• WHAT IS EXPECTED
List all lines of the data containing the word "header".

* START RECORDED INFORMATION *

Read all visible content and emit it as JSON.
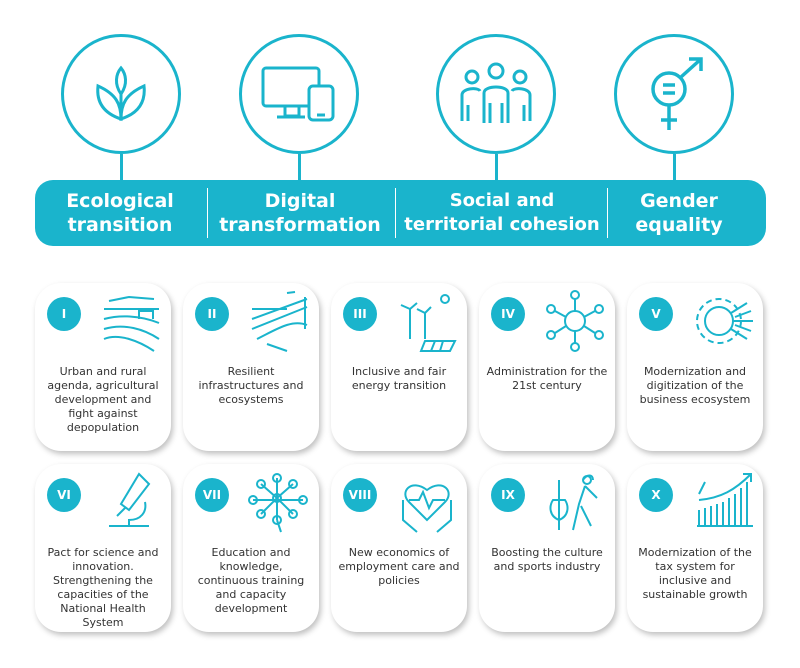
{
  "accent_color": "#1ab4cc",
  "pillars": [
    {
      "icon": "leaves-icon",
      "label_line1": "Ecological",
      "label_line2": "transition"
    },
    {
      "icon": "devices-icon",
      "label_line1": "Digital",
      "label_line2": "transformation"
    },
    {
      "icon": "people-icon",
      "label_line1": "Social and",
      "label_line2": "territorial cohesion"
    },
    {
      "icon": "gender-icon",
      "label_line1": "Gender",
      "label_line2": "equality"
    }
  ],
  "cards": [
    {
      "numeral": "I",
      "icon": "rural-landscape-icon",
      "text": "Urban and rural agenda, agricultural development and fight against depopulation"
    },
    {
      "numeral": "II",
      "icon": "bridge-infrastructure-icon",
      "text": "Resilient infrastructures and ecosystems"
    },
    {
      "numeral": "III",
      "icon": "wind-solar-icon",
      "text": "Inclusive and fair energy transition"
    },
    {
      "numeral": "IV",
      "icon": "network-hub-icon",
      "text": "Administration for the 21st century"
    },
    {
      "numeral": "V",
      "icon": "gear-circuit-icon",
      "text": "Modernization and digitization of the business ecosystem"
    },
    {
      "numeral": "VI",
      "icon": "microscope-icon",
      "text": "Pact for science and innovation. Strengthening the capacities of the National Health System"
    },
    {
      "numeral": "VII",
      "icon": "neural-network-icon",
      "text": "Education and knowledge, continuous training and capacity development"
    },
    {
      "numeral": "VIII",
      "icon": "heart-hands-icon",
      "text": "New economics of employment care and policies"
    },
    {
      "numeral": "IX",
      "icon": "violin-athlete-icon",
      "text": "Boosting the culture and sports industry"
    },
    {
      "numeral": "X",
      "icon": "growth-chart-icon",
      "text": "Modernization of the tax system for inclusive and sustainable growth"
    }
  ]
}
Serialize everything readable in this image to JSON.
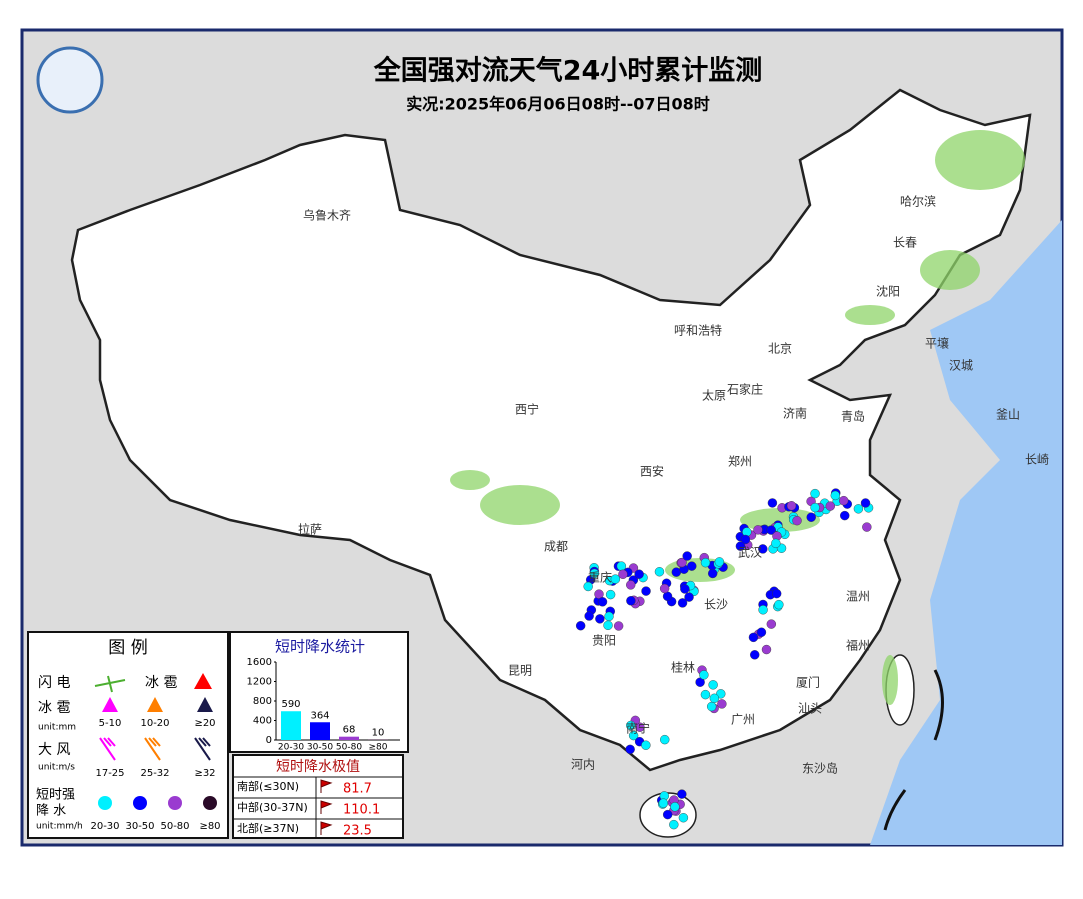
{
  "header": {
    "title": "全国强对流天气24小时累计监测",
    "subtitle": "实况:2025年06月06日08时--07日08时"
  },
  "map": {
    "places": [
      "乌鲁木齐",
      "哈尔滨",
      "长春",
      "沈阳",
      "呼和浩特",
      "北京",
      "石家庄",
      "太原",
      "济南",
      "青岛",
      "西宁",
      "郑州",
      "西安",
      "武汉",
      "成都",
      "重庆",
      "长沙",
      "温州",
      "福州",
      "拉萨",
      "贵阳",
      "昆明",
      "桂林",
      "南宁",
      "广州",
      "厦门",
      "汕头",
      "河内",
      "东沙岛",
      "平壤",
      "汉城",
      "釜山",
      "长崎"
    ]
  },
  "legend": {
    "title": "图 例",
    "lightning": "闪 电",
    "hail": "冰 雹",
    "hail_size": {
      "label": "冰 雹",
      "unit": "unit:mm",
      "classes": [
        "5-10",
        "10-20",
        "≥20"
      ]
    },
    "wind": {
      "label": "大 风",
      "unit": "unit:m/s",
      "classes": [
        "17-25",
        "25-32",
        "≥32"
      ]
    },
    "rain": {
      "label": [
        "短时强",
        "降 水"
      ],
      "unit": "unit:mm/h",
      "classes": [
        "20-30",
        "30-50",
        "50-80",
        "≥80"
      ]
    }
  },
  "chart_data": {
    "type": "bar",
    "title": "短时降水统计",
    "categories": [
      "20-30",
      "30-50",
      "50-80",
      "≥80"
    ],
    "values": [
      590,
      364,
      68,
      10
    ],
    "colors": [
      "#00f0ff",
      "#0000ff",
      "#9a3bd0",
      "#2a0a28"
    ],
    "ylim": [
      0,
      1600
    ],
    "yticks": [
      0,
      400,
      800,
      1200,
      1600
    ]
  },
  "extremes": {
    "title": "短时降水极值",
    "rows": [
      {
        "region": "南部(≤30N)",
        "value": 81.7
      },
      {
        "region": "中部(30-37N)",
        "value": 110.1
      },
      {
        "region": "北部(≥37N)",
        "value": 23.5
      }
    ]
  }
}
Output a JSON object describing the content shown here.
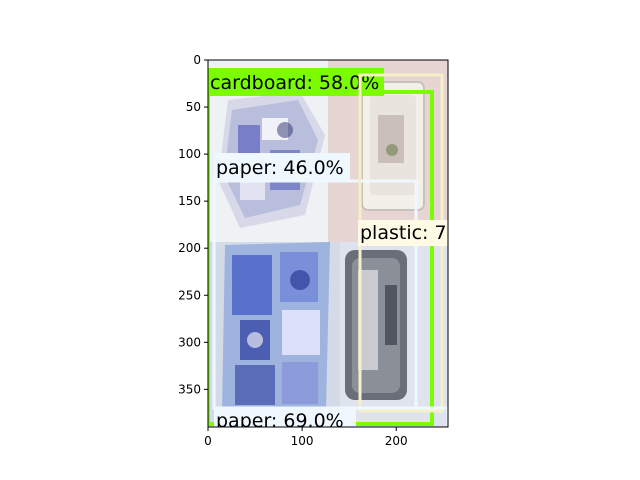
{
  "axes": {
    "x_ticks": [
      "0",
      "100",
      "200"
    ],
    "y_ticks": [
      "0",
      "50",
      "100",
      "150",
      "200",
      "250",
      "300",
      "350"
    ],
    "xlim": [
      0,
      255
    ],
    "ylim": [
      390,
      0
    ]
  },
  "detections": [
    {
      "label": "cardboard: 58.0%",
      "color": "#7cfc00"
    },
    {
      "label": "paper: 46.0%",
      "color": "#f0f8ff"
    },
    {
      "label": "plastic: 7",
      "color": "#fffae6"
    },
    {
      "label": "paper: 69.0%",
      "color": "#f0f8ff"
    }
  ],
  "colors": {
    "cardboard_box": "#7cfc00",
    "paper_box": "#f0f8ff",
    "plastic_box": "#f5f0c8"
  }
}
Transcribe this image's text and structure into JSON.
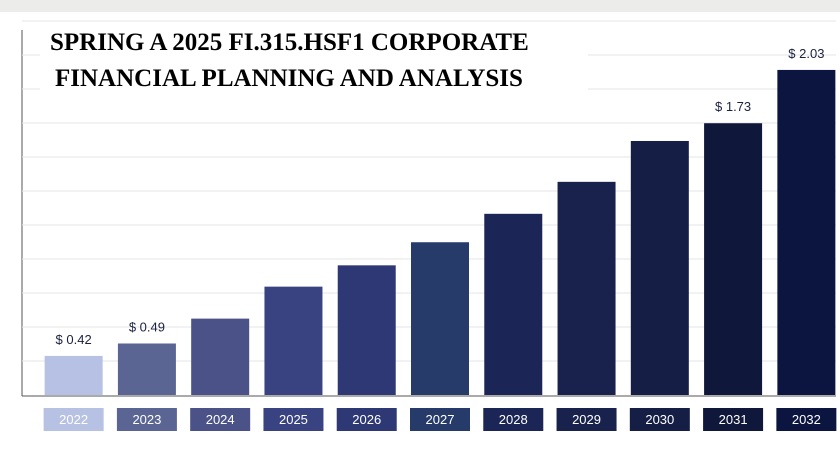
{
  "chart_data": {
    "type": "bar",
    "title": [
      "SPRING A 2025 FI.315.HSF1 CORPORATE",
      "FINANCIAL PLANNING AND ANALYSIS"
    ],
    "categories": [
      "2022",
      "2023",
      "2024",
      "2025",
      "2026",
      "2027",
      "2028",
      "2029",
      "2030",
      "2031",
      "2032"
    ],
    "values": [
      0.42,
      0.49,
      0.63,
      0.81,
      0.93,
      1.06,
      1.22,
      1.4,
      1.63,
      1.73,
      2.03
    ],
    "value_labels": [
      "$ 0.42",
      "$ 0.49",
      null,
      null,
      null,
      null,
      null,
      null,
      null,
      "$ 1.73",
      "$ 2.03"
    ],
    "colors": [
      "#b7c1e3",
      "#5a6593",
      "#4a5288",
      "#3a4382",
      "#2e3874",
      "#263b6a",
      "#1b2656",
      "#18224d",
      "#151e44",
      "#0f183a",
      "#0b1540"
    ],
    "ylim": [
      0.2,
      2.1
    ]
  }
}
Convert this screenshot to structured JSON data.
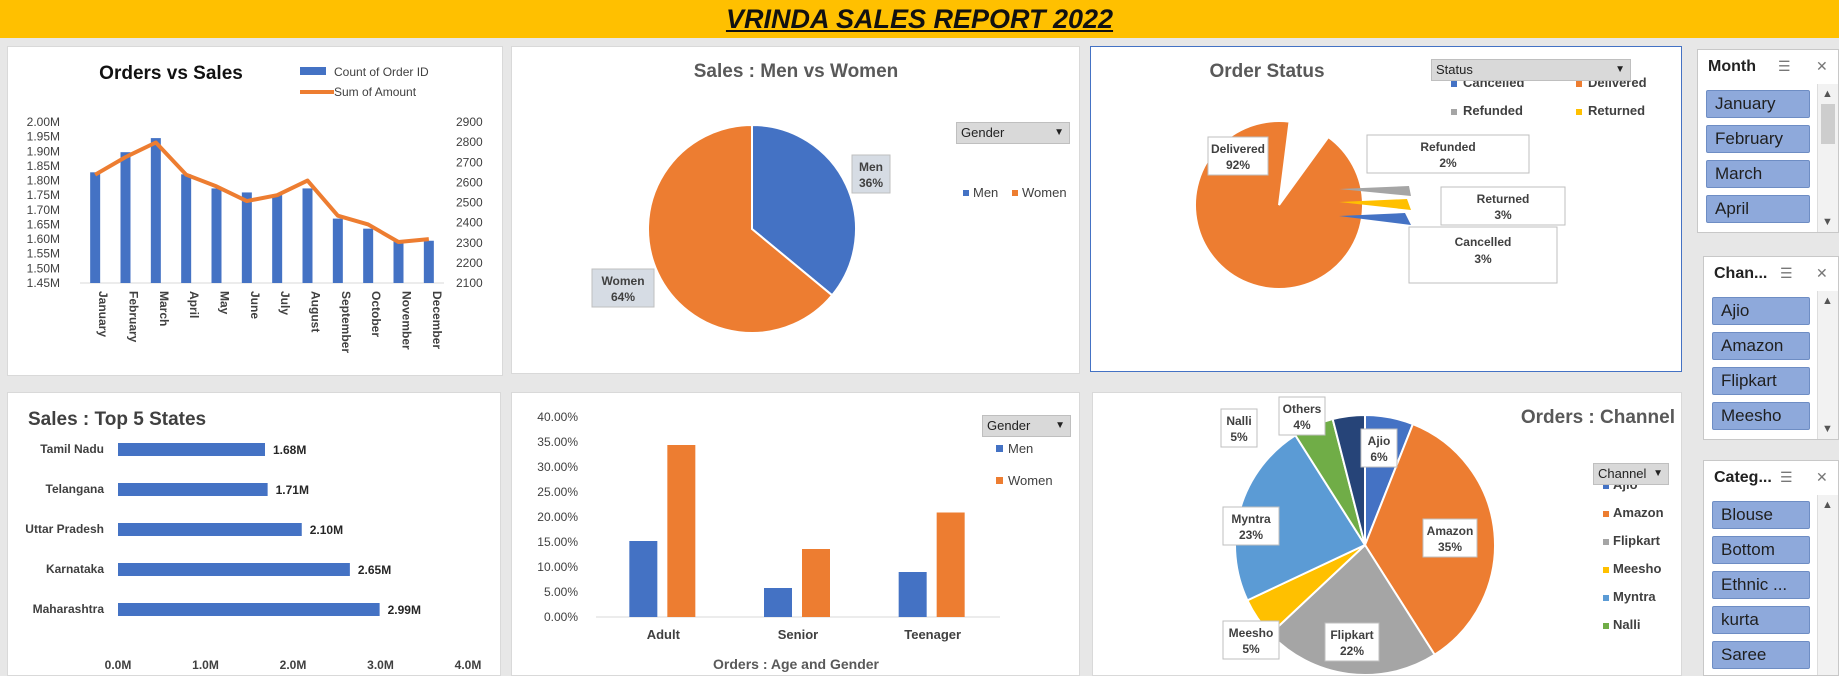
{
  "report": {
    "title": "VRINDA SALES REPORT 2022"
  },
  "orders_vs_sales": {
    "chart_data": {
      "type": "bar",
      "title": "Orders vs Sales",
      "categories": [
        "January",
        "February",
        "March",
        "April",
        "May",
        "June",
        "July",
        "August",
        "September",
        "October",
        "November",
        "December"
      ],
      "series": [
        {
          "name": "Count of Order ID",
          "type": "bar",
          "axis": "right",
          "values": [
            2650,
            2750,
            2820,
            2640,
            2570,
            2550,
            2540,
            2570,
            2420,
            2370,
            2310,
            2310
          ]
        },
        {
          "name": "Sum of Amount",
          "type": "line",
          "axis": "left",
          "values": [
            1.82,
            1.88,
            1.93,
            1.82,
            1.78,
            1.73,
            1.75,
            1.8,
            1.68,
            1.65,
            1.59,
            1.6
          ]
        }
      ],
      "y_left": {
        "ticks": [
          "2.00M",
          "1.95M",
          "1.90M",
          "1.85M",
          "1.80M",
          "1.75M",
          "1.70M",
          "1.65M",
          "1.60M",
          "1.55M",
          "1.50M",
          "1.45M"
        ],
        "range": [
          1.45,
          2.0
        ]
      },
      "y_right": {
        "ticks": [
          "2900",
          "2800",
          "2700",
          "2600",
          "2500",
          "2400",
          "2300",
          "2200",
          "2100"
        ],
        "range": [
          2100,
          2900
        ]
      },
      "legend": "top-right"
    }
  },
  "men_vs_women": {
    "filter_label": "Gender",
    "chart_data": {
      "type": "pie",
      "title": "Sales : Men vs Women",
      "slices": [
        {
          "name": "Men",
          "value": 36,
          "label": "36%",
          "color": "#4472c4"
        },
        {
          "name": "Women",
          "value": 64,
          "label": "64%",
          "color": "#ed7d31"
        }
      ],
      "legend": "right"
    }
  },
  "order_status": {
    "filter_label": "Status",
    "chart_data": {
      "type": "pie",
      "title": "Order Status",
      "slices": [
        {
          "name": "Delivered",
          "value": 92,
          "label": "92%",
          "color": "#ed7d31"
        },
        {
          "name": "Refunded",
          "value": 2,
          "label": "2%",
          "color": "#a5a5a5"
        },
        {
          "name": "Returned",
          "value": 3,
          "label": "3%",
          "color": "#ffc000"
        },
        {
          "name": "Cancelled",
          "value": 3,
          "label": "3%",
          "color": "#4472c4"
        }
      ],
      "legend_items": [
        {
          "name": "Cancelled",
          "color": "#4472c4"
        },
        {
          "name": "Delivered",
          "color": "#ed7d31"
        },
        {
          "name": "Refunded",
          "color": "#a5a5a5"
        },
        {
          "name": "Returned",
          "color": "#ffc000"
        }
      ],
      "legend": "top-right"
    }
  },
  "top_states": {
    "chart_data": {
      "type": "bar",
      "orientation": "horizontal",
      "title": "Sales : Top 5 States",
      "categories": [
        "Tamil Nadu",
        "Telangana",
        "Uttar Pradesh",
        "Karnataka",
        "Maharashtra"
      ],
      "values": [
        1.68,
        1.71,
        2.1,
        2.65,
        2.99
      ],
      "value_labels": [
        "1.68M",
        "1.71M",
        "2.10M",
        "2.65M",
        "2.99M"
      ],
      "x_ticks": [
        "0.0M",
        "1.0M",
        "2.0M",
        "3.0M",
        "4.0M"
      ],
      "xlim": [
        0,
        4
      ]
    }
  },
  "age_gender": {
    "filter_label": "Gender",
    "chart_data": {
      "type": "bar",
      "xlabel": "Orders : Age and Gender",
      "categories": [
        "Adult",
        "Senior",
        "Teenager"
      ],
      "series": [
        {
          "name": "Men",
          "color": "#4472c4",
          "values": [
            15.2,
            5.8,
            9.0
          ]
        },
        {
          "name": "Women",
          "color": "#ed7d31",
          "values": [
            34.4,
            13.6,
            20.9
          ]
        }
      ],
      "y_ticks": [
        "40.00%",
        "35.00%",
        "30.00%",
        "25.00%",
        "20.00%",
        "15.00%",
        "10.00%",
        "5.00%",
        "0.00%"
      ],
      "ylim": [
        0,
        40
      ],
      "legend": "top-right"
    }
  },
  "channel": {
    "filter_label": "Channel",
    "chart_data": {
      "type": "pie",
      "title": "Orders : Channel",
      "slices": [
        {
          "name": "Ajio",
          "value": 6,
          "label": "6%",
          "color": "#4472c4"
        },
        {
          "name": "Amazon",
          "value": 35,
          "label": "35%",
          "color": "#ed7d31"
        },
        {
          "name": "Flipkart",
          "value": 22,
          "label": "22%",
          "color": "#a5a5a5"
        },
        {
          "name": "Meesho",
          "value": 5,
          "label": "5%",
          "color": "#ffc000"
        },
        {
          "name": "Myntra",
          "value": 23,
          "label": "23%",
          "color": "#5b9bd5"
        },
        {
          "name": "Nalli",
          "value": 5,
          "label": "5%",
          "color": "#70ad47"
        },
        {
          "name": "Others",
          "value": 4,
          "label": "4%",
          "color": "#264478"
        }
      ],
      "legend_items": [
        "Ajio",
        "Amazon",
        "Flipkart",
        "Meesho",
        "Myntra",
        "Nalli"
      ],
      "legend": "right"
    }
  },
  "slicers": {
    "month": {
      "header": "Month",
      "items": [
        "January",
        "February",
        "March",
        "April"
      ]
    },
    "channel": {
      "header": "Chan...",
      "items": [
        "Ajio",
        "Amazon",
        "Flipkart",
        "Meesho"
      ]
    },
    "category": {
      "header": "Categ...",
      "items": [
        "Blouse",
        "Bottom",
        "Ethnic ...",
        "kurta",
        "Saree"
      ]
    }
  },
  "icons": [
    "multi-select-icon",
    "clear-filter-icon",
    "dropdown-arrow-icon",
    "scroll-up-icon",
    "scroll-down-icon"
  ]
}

* END RECORDED INFORMATION *

• COMPLETE ANSWER
  "header": {
      "header": "Month",
      "header": "Chan...",
      "header": "Categ...",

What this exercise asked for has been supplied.